RECORDS TO USE:
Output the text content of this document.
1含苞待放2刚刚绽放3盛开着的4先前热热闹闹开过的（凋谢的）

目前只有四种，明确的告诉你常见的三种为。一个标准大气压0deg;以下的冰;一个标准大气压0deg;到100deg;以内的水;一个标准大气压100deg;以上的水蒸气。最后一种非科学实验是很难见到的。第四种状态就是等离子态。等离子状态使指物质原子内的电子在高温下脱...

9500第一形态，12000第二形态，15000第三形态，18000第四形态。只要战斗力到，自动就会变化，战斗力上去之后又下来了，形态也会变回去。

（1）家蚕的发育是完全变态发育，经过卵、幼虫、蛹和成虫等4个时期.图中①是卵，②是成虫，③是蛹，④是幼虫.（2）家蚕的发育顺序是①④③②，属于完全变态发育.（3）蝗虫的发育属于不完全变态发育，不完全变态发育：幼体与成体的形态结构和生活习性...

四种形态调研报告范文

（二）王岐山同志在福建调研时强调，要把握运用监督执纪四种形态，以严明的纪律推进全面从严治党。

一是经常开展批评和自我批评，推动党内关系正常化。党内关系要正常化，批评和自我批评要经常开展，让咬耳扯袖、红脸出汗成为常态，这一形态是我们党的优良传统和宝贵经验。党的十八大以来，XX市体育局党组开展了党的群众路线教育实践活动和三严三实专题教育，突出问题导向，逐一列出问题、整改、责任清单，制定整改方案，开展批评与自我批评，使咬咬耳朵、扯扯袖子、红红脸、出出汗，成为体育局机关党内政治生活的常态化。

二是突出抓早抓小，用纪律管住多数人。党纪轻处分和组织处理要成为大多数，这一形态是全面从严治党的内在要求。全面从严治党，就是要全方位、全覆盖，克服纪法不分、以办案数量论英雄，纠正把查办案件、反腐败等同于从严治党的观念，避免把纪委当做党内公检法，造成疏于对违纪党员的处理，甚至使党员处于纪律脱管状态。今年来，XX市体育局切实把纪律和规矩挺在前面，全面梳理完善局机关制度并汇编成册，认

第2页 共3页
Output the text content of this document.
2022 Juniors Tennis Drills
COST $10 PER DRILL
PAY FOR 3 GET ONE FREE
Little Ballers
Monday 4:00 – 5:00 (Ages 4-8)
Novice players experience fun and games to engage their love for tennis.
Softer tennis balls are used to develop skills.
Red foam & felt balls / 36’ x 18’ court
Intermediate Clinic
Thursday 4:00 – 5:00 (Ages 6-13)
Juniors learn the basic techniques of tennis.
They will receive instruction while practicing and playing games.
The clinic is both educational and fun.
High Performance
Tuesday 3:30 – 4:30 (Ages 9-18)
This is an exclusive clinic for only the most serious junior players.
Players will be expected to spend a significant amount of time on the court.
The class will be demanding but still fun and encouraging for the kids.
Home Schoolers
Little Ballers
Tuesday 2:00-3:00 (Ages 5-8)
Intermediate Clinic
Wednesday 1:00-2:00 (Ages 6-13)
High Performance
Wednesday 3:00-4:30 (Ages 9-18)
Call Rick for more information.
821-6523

EXERCISE DESCRIPTION: Your task is to transcribe the material exactly.

OUTPUT OF THE EXERCISE:
Output the text content of this document.
1含苞待放2刚刚绽放3盛开着的4先前热热闹闹开过的（凋谢的）

目前只有四种，明确的告诉你常见的三种为。一个标准大气压0deg;以下的冰;一个标准大气压0deg;到100deg;以内的水;一个标准大气压100deg;以上的水蒸气。最后一种非科学实验是很难见到的。第四种状态就是等离子态。等离子状态使指物质原子内的电子在高温下脱...

9500第一形态，12000第二形态，15000第三形态，18000第四形态。只要战斗力到，自动就会变化，战斗力上去之后又下来了，形态也会变回去。

（1）家蚕的发育是完全变态发育，经过卵、幼虫、蛹和成虫等4个时期.图中①是卵，②是成虫，③是蛹，④是幼虫.（2）家蚕的发育顺序是①④③②，属于完全变态发育.（3）蝗虫的发育属于不完全变态发育，不完全变态发育：幼体与成体的形态结构和生活习性...

四种形态调研报告范文

（二）王岐山同志在福建调研时强调，要把握运用监督执纪四种形态，以严明的纪律推进全面从严治党。

一是经常开展批评和自我批评，推动党内关系正常化。党内关系要正常化，批评和自我批评要经常开展，让咬耳扯袖、红脸出汗成为常态，这一形态是我们党的优良传统和宝贵经验。党的十八大以来，XX市体育局党组开展了党的群众路线教育实践活动和三严三实专题教育，突出问题导向，逐一列出问题、整改、责任清单，制定整改方案，开展批评与自我批评，使咬咬耳朵、扯扯袖子、红红脸、出出汗，成为体育局机关党内政治生活的常态化。

二是突出抓早抓小，用纪律管住多数人。党纪轻处分和组织处理要成为大多数，这一形态是全面从严治党的内在要求。全面从严治党，就是要全方位、全覆盖，克服纪法不分、以办案数量论英雄，纠正把查办案件、反腐败等同于从严治党的观念，避免把纪委当做党内公检法，造成疏于对违纪党员的处理，甚至使党员处于纪律脱管状态。今年来，XX市体育局切实把纪律和规矩挺在前面，全面梳理完善局机关制度并汇编成册，认

第2页 共3页
Output the text content of this document.
2022 Juniors Tennis Drills
COST $10 PER DRILL
PAY FOR 3 GET ONE FREE
Little Ballers
Monday 4:00 – 5:00 (Ages 4-8)
Novice players experience fun and games to engage their love for tennis.
Softer tennis balls are used to develop skills.
Red foam & felt balls / 36’ x 18’ court
Intermediate Clinic
Thursday 4:00 – 5:00 (Ages 6-13)
Juniors learn the basic techniques of tennis.
They will receive instruction while practicing and playing games.
The clinic is both educational and fun.
High Performance
Tuesday 3:30 – 4:30 (Ages 9-18)
This is an exclusive clinic for only the most serious junior players.
Players will be expected to spend a significant amount of time on the court.
The class will be demanding but still fun and encouraging for the kids.
Home Schoolers
Little Ballers
Tuesday 2:00-3:00 (Ages 5-8)
Intermediate Clinic
Wednesday 1:00-2:00 (Ages 6-13)
High Performance
Wednesday 3:00-4:30 (Ages 9-18)
Call Rick for more information.
821-6523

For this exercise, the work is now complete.